Written exercise: Will you set down, word for word, the data starting at its first line and ending at the line that contains "question-6: 6. 投篮测试中，每人投", with both of those lines included?
---- The data
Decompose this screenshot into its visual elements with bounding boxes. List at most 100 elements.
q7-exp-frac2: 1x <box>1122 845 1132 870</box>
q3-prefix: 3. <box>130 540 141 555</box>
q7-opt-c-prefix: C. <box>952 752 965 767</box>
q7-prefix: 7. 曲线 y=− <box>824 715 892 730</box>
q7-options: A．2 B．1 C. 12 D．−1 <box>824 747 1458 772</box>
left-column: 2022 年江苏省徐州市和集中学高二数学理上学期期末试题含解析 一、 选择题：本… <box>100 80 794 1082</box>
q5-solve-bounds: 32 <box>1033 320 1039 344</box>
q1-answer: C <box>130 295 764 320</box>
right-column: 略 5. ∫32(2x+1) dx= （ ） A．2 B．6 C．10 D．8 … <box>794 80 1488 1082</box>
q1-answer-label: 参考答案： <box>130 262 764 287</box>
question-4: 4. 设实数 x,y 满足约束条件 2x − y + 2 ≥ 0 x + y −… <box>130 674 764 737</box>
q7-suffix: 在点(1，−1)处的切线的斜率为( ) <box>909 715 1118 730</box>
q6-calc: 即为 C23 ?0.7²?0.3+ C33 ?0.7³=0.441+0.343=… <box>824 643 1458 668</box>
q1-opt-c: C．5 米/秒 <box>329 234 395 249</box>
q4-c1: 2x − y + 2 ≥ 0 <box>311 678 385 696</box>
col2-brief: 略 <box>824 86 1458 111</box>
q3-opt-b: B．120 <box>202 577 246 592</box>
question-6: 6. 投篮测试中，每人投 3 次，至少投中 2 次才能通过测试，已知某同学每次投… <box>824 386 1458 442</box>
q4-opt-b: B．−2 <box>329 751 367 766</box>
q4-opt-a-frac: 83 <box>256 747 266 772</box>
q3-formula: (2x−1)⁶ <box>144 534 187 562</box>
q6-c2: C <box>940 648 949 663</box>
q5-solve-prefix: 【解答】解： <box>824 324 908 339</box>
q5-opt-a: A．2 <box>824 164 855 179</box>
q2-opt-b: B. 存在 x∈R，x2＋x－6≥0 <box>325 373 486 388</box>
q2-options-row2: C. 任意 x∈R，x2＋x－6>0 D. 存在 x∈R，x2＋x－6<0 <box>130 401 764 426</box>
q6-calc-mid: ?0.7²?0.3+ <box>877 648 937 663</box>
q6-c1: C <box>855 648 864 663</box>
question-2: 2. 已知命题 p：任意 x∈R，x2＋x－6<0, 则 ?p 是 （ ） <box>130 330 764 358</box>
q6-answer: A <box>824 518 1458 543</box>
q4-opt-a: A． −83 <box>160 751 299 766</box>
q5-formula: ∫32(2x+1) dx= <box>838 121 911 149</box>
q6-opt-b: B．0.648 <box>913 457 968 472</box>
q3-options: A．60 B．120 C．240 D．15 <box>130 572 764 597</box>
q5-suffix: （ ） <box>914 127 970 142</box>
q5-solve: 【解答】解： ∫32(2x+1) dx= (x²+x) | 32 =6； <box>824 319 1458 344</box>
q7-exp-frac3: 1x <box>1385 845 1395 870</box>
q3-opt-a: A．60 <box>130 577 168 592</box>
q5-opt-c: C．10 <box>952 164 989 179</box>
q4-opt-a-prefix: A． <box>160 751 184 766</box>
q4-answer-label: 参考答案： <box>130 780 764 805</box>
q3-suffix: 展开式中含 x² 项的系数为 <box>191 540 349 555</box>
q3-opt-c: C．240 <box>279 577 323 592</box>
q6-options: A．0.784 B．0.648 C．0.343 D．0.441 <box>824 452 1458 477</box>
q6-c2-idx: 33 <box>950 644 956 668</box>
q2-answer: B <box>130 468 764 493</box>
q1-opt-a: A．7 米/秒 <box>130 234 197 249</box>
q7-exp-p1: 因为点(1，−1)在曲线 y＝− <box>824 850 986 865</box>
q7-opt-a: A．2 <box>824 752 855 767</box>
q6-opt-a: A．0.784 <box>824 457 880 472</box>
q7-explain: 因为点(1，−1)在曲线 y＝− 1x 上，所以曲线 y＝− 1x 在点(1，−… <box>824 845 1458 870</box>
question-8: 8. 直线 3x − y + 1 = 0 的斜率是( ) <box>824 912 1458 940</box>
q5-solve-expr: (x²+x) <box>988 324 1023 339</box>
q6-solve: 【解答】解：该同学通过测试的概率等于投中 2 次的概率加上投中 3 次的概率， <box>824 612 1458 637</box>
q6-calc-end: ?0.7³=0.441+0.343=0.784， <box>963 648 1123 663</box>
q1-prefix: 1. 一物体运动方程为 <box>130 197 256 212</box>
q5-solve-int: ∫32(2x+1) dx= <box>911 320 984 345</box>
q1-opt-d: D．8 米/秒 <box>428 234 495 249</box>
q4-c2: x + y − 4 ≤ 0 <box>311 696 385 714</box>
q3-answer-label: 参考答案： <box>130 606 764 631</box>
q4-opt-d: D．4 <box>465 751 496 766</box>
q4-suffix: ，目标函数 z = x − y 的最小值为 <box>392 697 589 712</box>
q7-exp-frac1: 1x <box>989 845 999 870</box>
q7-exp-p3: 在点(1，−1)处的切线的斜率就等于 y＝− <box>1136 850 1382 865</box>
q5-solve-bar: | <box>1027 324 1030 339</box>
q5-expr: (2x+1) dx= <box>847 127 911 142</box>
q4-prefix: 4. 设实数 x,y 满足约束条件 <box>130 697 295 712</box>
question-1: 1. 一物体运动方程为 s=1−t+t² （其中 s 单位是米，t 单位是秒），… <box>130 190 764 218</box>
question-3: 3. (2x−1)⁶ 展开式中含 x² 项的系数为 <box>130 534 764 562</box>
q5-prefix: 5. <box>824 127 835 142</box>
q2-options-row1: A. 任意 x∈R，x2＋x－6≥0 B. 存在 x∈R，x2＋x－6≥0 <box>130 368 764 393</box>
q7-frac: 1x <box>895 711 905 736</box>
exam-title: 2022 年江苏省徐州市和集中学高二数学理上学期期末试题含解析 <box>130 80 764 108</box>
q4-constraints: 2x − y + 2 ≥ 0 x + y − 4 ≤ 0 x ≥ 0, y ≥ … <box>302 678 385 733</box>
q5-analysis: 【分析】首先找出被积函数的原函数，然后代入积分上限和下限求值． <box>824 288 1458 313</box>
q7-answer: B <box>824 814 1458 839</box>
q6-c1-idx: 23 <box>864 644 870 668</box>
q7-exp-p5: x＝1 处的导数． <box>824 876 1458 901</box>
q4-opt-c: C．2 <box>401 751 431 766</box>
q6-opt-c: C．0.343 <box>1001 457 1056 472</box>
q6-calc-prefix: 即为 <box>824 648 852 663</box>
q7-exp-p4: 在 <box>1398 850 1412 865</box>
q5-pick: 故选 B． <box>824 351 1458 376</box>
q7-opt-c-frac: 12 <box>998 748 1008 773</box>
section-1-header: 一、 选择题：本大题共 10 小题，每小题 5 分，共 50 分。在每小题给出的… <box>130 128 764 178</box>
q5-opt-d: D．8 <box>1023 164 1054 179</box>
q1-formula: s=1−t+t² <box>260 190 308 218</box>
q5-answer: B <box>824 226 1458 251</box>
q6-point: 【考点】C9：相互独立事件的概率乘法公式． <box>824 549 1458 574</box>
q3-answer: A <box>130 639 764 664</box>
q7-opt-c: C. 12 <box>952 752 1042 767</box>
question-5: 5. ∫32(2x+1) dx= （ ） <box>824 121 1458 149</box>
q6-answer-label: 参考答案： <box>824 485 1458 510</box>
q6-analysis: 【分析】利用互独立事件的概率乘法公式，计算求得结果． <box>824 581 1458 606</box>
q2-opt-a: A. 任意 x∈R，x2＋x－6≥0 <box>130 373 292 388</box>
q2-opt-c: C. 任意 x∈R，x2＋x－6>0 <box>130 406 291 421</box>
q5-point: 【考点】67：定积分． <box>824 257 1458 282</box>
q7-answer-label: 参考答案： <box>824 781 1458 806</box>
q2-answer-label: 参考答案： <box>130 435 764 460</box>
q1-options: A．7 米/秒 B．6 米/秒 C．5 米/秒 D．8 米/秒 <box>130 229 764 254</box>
--------
Task result:
Decompose this screenshot into its visual elements with bounding boxes. List at most 100 elements.
q7-exp-frac2: 1x <box>1122 845 1132 870</box>
q3-prefix: 3. <box>130 540 141 555</box>
q7-opt-c-prefix: C. <box>952 752 965 767</box>
q7-prefix: 7. 曲线 y=− <box>824 715 892 730</box>
q7-options: A．2 B．1 C. 12 D．−1 <box>824 747 1458 772</box>
left-column: 2022 年江苏省徐州市和集中学高二数学理上学期期末试题含解析 一、 选择题：本… <box>100 80 794 1082</box>
q5-solve-bounds: 32 <box>1033 320 1039 344</box>
q1-answer: C <box>130 295 764 320</box>
right-column: 略 5. ∫32(2x+1) dx= （ ） A．2 B．6 C．10 D．8 … <box>794 80 1488 1082</box>
q1-answer-label: 参考答案： <box>130 262 764 287</box>
question-4: 4. 设实数 x,y 满足约束条件 2x − y + 2 ≥ 0 x + y −… <box>130 674 764 737</box>
q7-suffix: 在点(1，−1)处的切线的斜率为( ) <box>909 715 1118 730</box>
q6-calc: 即为 C23 ?0.7²?0.3+ C33 ?0.7³=0.441+0.343=… <box>824 643 1458 668</box>
q1-opt-c: C．5 米/秒 <box>329 234 395 249</box>
q4-c1: 2x − y + 2 ≥ 0 <box>311 678 385 696</box>
col2-brief: 略 <box>824 86 1458 111</box>
q3-opt-b: B．120 <box>202 577 246 592</box>
question-6: 6. 投篮测试中，每人投 3 次，至少投中 2 次才能通过测试，已知某同学每次投… <box>824 386 1458 442</box>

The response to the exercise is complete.